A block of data
══════════

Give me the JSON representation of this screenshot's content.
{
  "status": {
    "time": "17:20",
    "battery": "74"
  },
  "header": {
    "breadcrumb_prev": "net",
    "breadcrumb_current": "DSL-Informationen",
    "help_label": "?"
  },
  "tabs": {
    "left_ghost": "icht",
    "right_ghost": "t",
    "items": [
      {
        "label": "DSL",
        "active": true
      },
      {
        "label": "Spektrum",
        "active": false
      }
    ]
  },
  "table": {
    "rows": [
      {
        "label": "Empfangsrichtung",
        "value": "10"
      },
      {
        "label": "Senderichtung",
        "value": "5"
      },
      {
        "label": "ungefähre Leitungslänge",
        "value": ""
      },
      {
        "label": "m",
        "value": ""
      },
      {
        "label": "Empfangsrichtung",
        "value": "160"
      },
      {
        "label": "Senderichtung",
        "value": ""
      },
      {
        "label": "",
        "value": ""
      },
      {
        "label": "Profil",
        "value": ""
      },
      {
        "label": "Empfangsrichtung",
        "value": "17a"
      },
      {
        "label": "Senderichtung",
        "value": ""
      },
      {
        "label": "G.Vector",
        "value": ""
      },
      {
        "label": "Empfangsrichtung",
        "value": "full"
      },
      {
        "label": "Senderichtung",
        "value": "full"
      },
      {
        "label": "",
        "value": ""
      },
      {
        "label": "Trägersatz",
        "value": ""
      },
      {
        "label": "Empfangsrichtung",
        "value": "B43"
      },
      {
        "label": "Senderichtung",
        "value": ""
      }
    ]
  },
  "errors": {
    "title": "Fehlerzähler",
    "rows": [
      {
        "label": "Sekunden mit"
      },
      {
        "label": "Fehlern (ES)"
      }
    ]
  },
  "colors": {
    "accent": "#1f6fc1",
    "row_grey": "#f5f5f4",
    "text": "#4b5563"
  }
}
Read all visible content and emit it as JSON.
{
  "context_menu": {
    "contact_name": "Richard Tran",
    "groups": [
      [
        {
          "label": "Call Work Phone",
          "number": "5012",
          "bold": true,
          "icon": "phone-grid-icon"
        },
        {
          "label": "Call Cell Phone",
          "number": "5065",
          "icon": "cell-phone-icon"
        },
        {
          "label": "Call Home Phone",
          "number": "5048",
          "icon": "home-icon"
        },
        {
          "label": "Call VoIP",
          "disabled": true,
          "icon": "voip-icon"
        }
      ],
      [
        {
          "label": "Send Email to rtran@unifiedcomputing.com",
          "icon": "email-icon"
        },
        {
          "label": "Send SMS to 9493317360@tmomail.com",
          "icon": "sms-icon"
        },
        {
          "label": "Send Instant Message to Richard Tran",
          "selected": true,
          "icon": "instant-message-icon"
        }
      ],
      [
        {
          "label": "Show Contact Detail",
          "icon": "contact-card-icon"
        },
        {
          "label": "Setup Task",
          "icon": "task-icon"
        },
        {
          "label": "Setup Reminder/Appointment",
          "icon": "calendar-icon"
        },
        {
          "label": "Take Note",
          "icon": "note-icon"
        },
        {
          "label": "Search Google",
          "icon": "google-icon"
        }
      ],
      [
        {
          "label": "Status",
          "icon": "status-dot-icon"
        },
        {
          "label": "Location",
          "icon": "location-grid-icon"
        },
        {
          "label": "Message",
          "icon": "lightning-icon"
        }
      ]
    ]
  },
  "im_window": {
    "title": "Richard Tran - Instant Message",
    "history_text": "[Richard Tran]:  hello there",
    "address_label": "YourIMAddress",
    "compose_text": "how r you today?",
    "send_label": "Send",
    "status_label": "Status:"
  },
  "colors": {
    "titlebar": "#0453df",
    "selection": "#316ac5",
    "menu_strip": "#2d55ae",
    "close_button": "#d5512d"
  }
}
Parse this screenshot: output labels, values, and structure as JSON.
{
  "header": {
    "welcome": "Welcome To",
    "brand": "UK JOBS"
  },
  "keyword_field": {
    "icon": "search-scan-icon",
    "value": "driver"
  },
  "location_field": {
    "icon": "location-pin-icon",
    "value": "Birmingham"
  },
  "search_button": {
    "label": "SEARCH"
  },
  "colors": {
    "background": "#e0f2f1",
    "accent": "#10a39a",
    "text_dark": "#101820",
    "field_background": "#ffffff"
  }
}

══════════

• **Stated goal**
Repeat the material in full, exactly as it stands.

• **Complete answer**
Give me the JSON representation of this screenshot's content.
{
  "status": {
    "time": "17:20",
    "battery": "74"
  },
  "header": {
    "breadcrumb_prev": "net",
    "breadcrumb_current": "DSL-Informationen",
    "help_label": "?"
  },
  "tabs": {
    "left_ghost": "icht",
    "right_ghost": "t",
    "items": [
      {
        "label": "DSL",
        "active": true
      },
      {
        "label": "Spektrum",
        "active": false
      }
    ]
  },
  "table": {
    "rows": [
      {
        "label": "Empfangsrichtung",
        "value": "10"
      },
      {
        "label": "Senderichtung",
        "value": "5"
      },
      {
        "label": "ungefähre Leitungslänge",
        "value": ""
      },
      {
        "label": "m",
        "value": ""
      },
      {
        "label": "Empfangsrichtung",
        "value": "160"
      },
      {
        "label": "Senderichtung",
        "value": ""
      },
      {
        "label": "",
        "value": ""
      },
      {
        "label": "Profil",
        "value": ""
      },
      {
        "label": "Empfangsrichtung",
        "value": "17a"
      },
      {
        "label": "Senderichtung",
        "value": ""
      },
      {
        "label": "G.Vector",
        "value": ""
      },
      {
        "label": "Empfangsrichtung",
        "value": "full"
      },
      {
        "label": "Senderichtung",
        "value": "full"
      },
      {
        "label": "",
        "value": ""
      },
      {
        "label": "Trägersatz",
        "value": ""
      },
      {
        "label": "Empfangsrichtung",
        "value": "B43"
      },
      {
        "label": "Senderichtung",
        "value": ""
      }
    ]
  },
  "errors": {
    "title": "Fehlerzähler",
    "rows": [
      {
        "label": "Sekunden mit"
      },
      {
        "label": "Fehlern (ES)"
      }
    ]
  },
  "colors": {
    "accent": "#1f6fc1",
    "row_grey": "#f5f5f4",
    "text": "#4b5563"
  }
}
Read all visible content and emit it as JSON.
{
  "context_menu": {
    "contact_name": "Richard Tran",
    "groups": [
      [
        {
          "label": "Call Work Phone",
          "number": "5012",
          "bold": true,
          "icon": "phone-grid-icon"
        },
        {
          "label": "Call Cell Phone",
          "number": "5065",
          "icon": "cell-phone-icon"
        },
        {
          "label": "Call Home Phone",
          "number": "5048",
          "icon": "home-icon"
        },
        {
          "label": "Call VoIP",
          "disabled": true,
          "icon": "voip-icon"
        }
      ],
      [
        {
          "label": "Send Email to rtran@unifiedcomputing.com",
          "icon": "email-icon"
        },
        {
          "label": "Send SMS to 9493317360@tmomail.com",
          "icon": "sms-icon"
        },
        {
          "label": "Send Instant Message to Richard Tran",
          "selected": true,
          "icon": "instant-message-icon"
        }
      ],
      [
        {
          "label": "Show Contact Detail",
          "icon": "contact-card-icon"
        },
        {
          "label": "Setup Task",
          "icon": "task-icon"
        },
        {
          "label": "Setup Reminder/Appointment",
          "icon": "calendar-icon"
        },
        {
          "label": "Take Note",
          "icon": "note-icon"
        },
        {
          "label": "Search Google",
          "icon": "google-icon"
        }
      ],
      [
        {
          "label": "Status",
          "icon": "status-dot-icon"
        },
        {
          "label": "Location",
          "icon": "location-grid-icon"
        },
        {
          "label": "Message",
          "icon": "lightning-icon"
        }
      ]
    ]
  },
  "im_window": {
    "title": "Richard Tran - Instant Message",
    "history_text": "[Richard Tran]:  hello there",
    "address_label": "YourIMAddress",
    "compose_text": "how r you today?",
    "send_label": "Send",
    "status_label": "Status:"
  },
  "colors": {
    "titlebar": "#0453df",
    "selection": "#316ac5",
    "menu_strip": "#2d55ae",
    "close_button": "#d5512d"
  }
}
Parse this screenshot: output labels, values, and structure as JSON.
{
  "header": {
    "welcome": "Welcome To",
    "brand": "UK JOBS"
  },
  "keyword_field": {
    "icon": "search-scan-icon",
    "value": "driver"
  },
  "location_field": {
    "icon": "location-pin-icon",
    "value": "Birmingham"
  },
  "search_button": {
    "label": "SEARCH"
  },
  "colors": {
    "background": "#e0f2f1",
    "accent": "#10a39a",
    "text_dark": "#101820",
    "field_background": "#ffffff"
  }
}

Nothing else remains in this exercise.